***** DATASET EXTRACT *****
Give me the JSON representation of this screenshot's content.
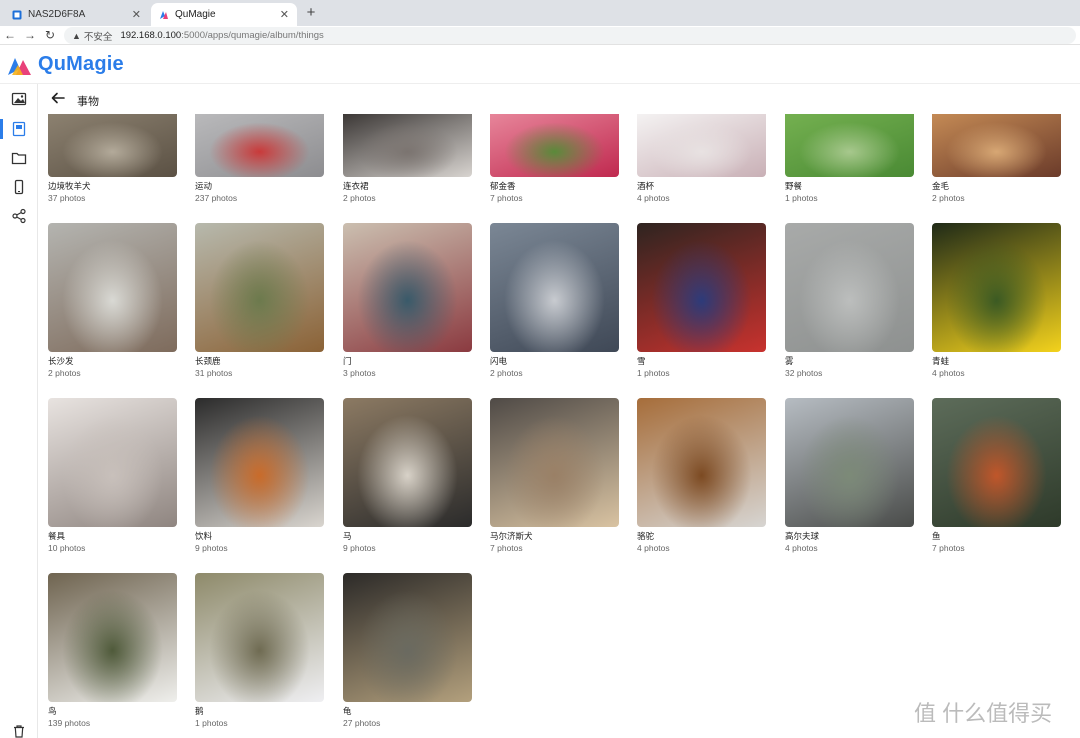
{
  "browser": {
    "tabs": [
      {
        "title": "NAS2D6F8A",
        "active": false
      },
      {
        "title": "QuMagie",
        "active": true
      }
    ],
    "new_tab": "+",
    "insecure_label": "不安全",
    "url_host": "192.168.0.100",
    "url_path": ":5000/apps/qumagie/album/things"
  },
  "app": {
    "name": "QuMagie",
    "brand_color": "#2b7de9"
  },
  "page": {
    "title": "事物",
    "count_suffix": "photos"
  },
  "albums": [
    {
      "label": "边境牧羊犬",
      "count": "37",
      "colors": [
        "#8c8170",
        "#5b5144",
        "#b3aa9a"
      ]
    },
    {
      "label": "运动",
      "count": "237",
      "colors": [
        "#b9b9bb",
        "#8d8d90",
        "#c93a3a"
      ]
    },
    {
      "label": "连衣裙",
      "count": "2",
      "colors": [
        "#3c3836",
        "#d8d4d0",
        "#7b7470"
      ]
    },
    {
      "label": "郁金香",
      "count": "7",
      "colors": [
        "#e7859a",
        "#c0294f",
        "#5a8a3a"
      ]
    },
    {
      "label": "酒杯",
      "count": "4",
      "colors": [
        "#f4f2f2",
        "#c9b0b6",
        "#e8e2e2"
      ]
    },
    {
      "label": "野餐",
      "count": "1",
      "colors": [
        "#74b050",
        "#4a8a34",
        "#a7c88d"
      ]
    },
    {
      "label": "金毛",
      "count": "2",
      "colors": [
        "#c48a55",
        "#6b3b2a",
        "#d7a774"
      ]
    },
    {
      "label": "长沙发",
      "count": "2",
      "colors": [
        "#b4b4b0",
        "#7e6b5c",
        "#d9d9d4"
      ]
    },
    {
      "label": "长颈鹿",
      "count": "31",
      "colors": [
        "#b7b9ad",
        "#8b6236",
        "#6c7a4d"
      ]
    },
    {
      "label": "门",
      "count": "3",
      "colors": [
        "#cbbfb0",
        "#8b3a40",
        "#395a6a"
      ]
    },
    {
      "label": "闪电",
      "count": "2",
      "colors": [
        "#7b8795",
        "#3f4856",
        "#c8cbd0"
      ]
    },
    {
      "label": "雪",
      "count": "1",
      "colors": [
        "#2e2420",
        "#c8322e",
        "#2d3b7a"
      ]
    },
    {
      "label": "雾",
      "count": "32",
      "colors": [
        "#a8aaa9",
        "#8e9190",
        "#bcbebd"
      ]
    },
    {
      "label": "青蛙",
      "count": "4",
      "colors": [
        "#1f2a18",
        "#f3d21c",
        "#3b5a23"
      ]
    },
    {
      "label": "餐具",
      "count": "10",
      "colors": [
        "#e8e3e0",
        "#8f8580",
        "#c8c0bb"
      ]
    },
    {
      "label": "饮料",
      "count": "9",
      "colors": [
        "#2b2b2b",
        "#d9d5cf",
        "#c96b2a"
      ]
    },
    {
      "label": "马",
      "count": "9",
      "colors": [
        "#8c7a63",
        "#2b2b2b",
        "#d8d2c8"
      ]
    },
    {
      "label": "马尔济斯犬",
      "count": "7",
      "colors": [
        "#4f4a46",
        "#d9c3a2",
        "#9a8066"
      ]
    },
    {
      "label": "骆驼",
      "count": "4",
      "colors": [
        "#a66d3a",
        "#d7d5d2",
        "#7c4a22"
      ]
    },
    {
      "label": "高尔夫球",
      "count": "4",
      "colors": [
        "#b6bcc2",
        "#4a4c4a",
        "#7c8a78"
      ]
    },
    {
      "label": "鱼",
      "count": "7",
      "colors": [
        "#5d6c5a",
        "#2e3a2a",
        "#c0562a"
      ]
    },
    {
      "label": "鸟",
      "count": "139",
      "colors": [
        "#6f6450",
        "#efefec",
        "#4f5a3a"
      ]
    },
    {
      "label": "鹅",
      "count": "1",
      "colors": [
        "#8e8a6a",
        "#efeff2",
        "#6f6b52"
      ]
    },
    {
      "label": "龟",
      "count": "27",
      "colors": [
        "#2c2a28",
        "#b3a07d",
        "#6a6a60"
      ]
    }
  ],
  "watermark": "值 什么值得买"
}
*****
***** DATASET EXTRACT *****
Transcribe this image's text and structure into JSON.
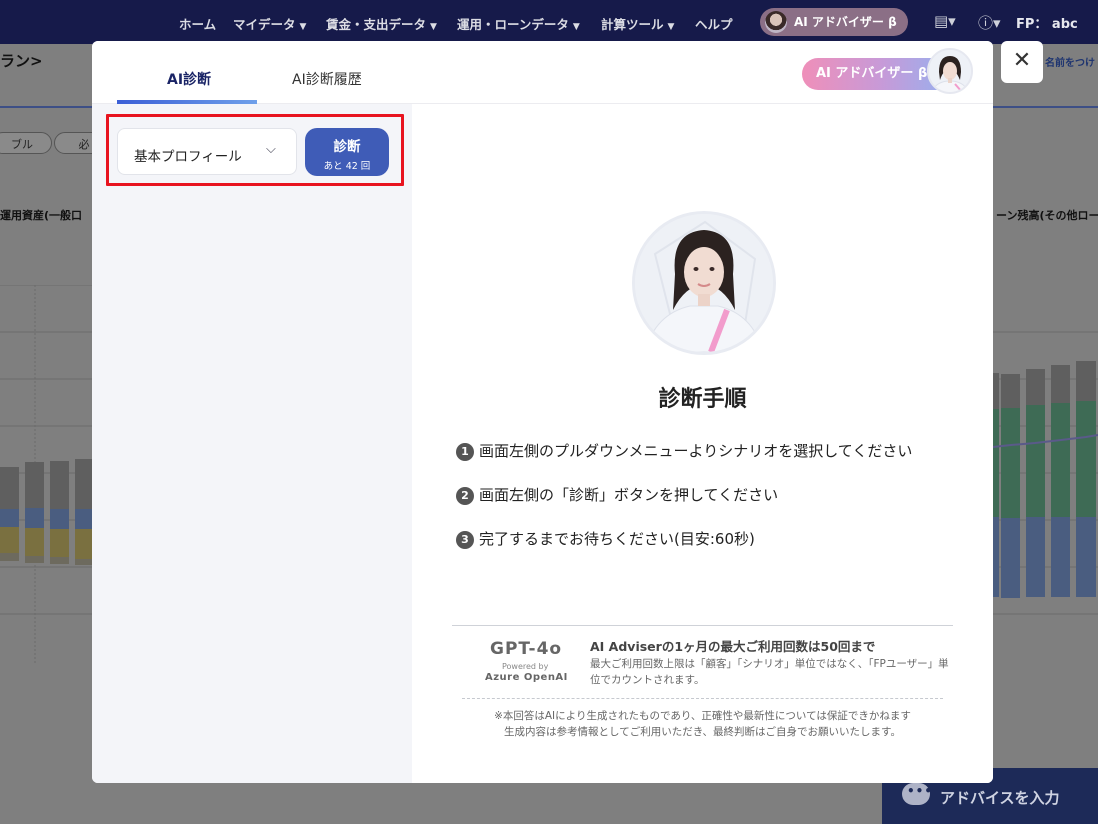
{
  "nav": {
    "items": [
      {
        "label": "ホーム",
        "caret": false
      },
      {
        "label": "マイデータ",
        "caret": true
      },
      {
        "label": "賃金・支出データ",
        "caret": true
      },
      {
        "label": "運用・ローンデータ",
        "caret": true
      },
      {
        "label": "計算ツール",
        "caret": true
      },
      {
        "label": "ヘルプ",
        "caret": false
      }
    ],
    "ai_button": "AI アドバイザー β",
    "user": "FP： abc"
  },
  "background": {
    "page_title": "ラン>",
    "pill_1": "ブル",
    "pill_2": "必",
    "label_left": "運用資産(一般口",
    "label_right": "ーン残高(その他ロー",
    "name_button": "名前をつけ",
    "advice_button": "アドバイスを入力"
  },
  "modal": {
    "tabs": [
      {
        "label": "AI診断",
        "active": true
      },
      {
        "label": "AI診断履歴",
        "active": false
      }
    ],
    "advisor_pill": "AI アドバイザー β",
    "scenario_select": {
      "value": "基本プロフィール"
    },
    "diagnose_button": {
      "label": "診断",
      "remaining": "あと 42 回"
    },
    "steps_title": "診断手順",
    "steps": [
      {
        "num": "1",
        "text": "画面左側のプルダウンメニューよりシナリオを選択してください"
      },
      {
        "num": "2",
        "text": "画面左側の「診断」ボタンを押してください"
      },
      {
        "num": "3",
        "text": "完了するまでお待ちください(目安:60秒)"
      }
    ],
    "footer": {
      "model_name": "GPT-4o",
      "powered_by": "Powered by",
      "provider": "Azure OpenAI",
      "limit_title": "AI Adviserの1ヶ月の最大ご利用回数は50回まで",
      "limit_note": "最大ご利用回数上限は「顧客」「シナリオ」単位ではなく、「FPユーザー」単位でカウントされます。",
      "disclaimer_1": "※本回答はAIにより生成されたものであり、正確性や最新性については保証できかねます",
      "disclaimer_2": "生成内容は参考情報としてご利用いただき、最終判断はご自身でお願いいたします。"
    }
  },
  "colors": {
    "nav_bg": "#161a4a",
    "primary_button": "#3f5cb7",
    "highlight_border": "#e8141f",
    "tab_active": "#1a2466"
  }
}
*****
▶ [WHAT THE TASK REQUIRES]
Among the entries above, how many lines hold the word "JSON"? Reply with only that number.

▶ [PROBLEM SOLUTION]
2